The umbilical cords obtained from patients who received Caesarean section were subjected to measurement of length and weight and then cut into a size of about 2-4 mm×2-4 mm using surgical scissors. Then, an amount corresponding to 1 g was inoculated onto a 150-cm² culture dish. After the umbilical cords were completely adhered to the culture dish, they were incubated in a culture medium (LG DMEM, 10% fetal bovine serum (FBS; Welgene, Daegu, Korea), antibiotic-antimycotic solution) at 37° C. while supplying 5% CO₂.

The cells were incubated at 37° C. for 2 hours in a high-glucose Dulbecco's modified Eagle medium (HG DMEM; Welgene, Daegu, Korea) supplemented with 0.3% type 2 collagenase (GIBCO) and antibiotics with light stirring. Then, after adding the same volume of a culture medium (HG DMEM, 10% FBS and antibiotic-antimycotic solution), undegraded cells were removed with a 100-μm cell filter. After centrifuging at 20° C. and 500 g for 15 minutes, the cells were collected and washed twice with a culture medium. After counting the isolated cells by trypan blue exclusion, they were transferred to a culture dish at a density of 2-5×10⁴ cells/cm² and incubated in a 5% CO₂ incubator at 37° C.

When the cells grew to fill about 60-80% of the culture dish, they were washed twice with DPBS and treated with 0.05% trypsin and 0.53 mM trypsin-EDTA (ethylenediamine tetraacetic acid) (Welgene, Daegu, Korea) for 3 minutes for isolation as single cells. The obtained umbilical cord-derived mesenchymal stem cells were counted by trypan blue exclusion and then subcultured by diluting with a culture medium to 1:4-1:6. Fresh cells subcultured for 3-5 passages were used for experiment.

++++++++++

* _Instructions for the task_
Write out everything in the cell-isolation protocol from "The cells were incubated" down to "incubator at 37° C.".

++++++++++

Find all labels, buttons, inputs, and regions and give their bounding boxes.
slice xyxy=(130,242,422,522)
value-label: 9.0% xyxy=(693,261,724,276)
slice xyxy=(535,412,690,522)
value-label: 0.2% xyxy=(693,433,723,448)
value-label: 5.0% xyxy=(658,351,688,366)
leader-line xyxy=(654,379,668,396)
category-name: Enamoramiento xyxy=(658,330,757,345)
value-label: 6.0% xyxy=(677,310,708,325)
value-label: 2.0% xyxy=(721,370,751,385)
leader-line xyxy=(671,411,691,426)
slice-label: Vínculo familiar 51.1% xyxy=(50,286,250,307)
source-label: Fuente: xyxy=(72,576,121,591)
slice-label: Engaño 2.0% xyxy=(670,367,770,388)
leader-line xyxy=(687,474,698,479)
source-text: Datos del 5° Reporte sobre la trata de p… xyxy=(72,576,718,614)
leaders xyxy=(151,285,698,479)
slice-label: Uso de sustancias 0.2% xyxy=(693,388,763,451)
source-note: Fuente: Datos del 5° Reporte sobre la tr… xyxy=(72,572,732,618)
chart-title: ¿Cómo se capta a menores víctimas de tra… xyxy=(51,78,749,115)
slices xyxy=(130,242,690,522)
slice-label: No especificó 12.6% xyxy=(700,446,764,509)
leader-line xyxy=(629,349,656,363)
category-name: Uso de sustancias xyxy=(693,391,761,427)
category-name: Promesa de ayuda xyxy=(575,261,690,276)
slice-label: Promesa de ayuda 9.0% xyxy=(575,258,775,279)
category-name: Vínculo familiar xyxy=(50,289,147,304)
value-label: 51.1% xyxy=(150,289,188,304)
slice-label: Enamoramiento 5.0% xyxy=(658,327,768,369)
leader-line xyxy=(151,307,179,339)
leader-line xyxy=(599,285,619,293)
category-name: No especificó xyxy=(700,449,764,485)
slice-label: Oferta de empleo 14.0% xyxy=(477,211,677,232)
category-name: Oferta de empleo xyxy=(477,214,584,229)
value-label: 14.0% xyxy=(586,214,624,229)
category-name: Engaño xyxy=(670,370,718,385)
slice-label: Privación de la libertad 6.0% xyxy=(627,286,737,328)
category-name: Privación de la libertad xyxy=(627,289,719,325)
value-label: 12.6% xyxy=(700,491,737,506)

++++++++++

* _Your response_
The cells were incubated at 37° C. for 2 hours in a high-glucose Dulbecco's modified Eagle medium (HG DMEM; Welgene, Daegu, Korea) supplemented with 0.3% type 2 collagenase (GIBCO) and antibiotics with light stirring. Then, after adding the same volume of a culture medium (HG DMEM, 10% FBS and antibiotic-antimycotic solution), undegraded cells were removed with a 100-μm cell filter. After centrifuging at 20° C. and 500 g for 15 minutes, the cells were collected and washed twice with a culture medium. After counting the isolated cells by trypan blue exclusion, they were transferred to a culture dish at a density of 2-5×10⁴ cells/cm² and incubated in a 5% CO₂ incubator at 37° C.